## DIRECTIONS
Change every "Tacrine" in the rows below to "Reference" and copy the rest exactly, leaving out the pictures.
..........
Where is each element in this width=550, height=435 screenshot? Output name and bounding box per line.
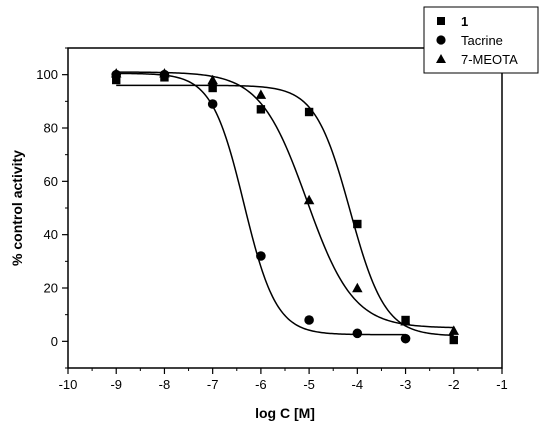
marker-1 — [304, 107, 314, 117]
marker-Tacrine — [256, 251, 266, 261]
x-tick-label: -7 — [207, 377, 219, 392]
fit-curve-7-MEOTA — [116, 71, 454, 329]
marker-7-MEOTA — [448, 325, 460, 335]
marker-Tacrine — [207, 99, 218, 109]
fit-curves — [116, 71, 454, 337]
marker-7-MEOTA — [207, 74, 218, 85]
marker-Tacrine — [304, 315, 314, 325]
x-tick-label: -10 — [59, 377, 78, 392]
legend-marker — [436, 35, 446, 45]
y-tick-label: 20 — [44, 281, 58, 296]
legend-marker — [437, 17, 445, 25]
marker-1 — [112, 75, 121, 85]
x-tick-label: -9 — [110, 377, 122, 392]
x-axis-ticks: -10 -9 -8 -7 -6 -5 -4 -3 -2 -1 — [59, 368, 508, 392]
x-tick-label: -3 — [400, 377, 412, 392]
marker-1 — [449, 335, 458, 345]
x-tick-label: -1 — [496, 377, 508, 392]
x-tick-label: -5 — [303, 377, 315, 392]
marker-7-MEOTA — [159, 68, 170, 78]
x-tick-label: -4 — [352, 377, 364, 392]
marker-7-MEOTA — [400, 316, 411, 326]
marker-Tacrine — [352, 328, 363, 339]
legend: 1 Tacrine 7-MEOTA — [423, 6, 539, 74]
marker-7-MEOTA — [352, 282, 363, 293]
marker-Tacrine — [400, 333, 411, 344]
legend-label: 7-MEOTA — [461, 52, 518, 67]
y-tick-label: 0 — [51, 334, 58, 349]
x-tick-label: -2 — [448, 377, 460, 392]
plot-frame — [67, 47, 503, 369]
marker-7-MEOTA — [303, 194, 315, 205]
y-axis-ticks: 0 20 40 60 80 100 — [36, 47, 68, 369]
y-tick-label: 60 — [44, 174, 58, 189]
legend-label: Tacrine — [461, 33, 503, 48]
y-axis-label: % control activity — [9, 150, 25, 266]
marker-7-MEOTA — [110, 68, 122, 78]
legend-label: 1 — [461, 14, 468, 29]
marker-1 — [208, 83, 217, 93]
y-tick-label: 100 — [36, 67, 58, 82]
x-tick-label: -6 — [255, 377, 267, 392]
marker-7-MEOTA — [255, 89, 267, 99]
fit-curve-1 — [116, 84, 454, 337]
data-markers — [110, 68, 460, 345]
marker-1 — [353, 219, 362, 229]
y-tick-label: 80 — [44, 121, 58, 136]
x-tick-label: -8 — [159, 377, 171, 392]
legend-marker — [436, 54, 446, 63]
marker-1 — [256, 105, 266, 114]
plot-area: -10 -9 -8 -7 -6 -5 -4 -3 -2 -1 0 20 40 60 80 100 — [36, 47, 508, 392]
y-tick-label: 40 — [44, 227, 58, 242]
x-axis-label: log C [M] — [255, 405, 315, 421]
..........
## RESPONSE
Where is each element in this width=550, height=435 screenshot? Output name and bounding box per line.
marker-1 — [304, 107, 314, 117]
marker-Reference — [256, 251, 266, 261]
x-tick-label: -7 — [207, 377, 219, 392]
fit-curve-7-MEOTA — [116, 71, 454, 329]
marker-7-MEOTA — [448, 325, 460, 335]
marker-Reference — [207, 99, 218, 109]
fit-curves — [116, 71, 454, 337]
marker-7-MEOTA — [207, 74, 218, 85]
marker-Reference — [304, 315, 314, 325]
x-tick-label: -10 — [59, 377, 78, 392]
legend-marker — [436, 35, 446, 45]
y-tick-label: 20 — [44, 281, 58, 296]
legend-marker — [437, 17, 445, 25]
marker-1 — [112, 75, 121, 85]
x-tick-label: -9 — [110, 377, 122, 392]
x-axis-ticks: -10 -9 -8 -7 -6 -5 -4 -3 -2 -1 — [59, 368, 508, 392]
x-tick-label: -3 — [400, 377, 412, 392]
marker-1 — [449, 335, 458, 345]
x-tick-label: -1 — [496, 377, 508, 392]
x-tick-label: -5 — [303, 377, 315, 392]
marker-7-MEOTA — [159, 68, 170, 78]
x-tick-label: -4 — [352, 377, 364, 392]
marker-7-MEOTA — [400, 316, 411, 326]
marker-Reference — [352, 328, 363, 339]
legend: 1 Reference 7-MEOTA — [423, 6, 539, 74]
marker-7-MEOTA — [352, 282, 363, 293]
marker-Reference — [400, 333, 411, 344]
legend-label: 7-MEOTA — [461, 52, 518, 67]
y-tick-label: 0 — [51, 334, 58, 349]
x-tick-label: -2 — [448, 377, 460, 392]
plot-frame — [67, 47, 503, 369]
marker-7-MEOTA — [303, 194, 315, 205]
y-axis-ticks: 0 20 40 60 80 100 — [36, 47, 68, 369]
y-tick-label: 60 — [44, 174, 58, 189]
legend-label: Reference — [461, 33, 503, 48]
y-axis-label: % control activity — [9, 150, 25, 266]
marker-7-MEOTA — [110, 68, 122, 78]
legend-label: 1 — [461, 14, 468, 29]
marker-1 — [208, 83, 217, 93]
y-tick-label: 100 — [36, 67, 58, 82]
x-tick-label: -6 — [255, 377, 267, 392]
marker-7-MEOTA — [255, 89, 267, 99]
fit-curve-1 — [116, 84, 454, 337]
data-markers — [110, 68, 460, 345]
marker-1 — [353, 219, 362, 229]
y-tick-label: 80 — [44, 121, 58, 136]
x-tick-label: -8 — [159, 377, 171, 392]
legend-marker — [436, 54, 446, 63]
marker-1 — [256, 105, 266, 114]
plot-area: -10 -9 -8 -7 -6 -5 -4 -3 -2 -1 0 20 40 60 80 100 — [36, 47, 508, 392]
y-tick-label: 40 — [44, 227, 58, 242]
x-axis-label: log C [M] — [255, 405, 315, 421]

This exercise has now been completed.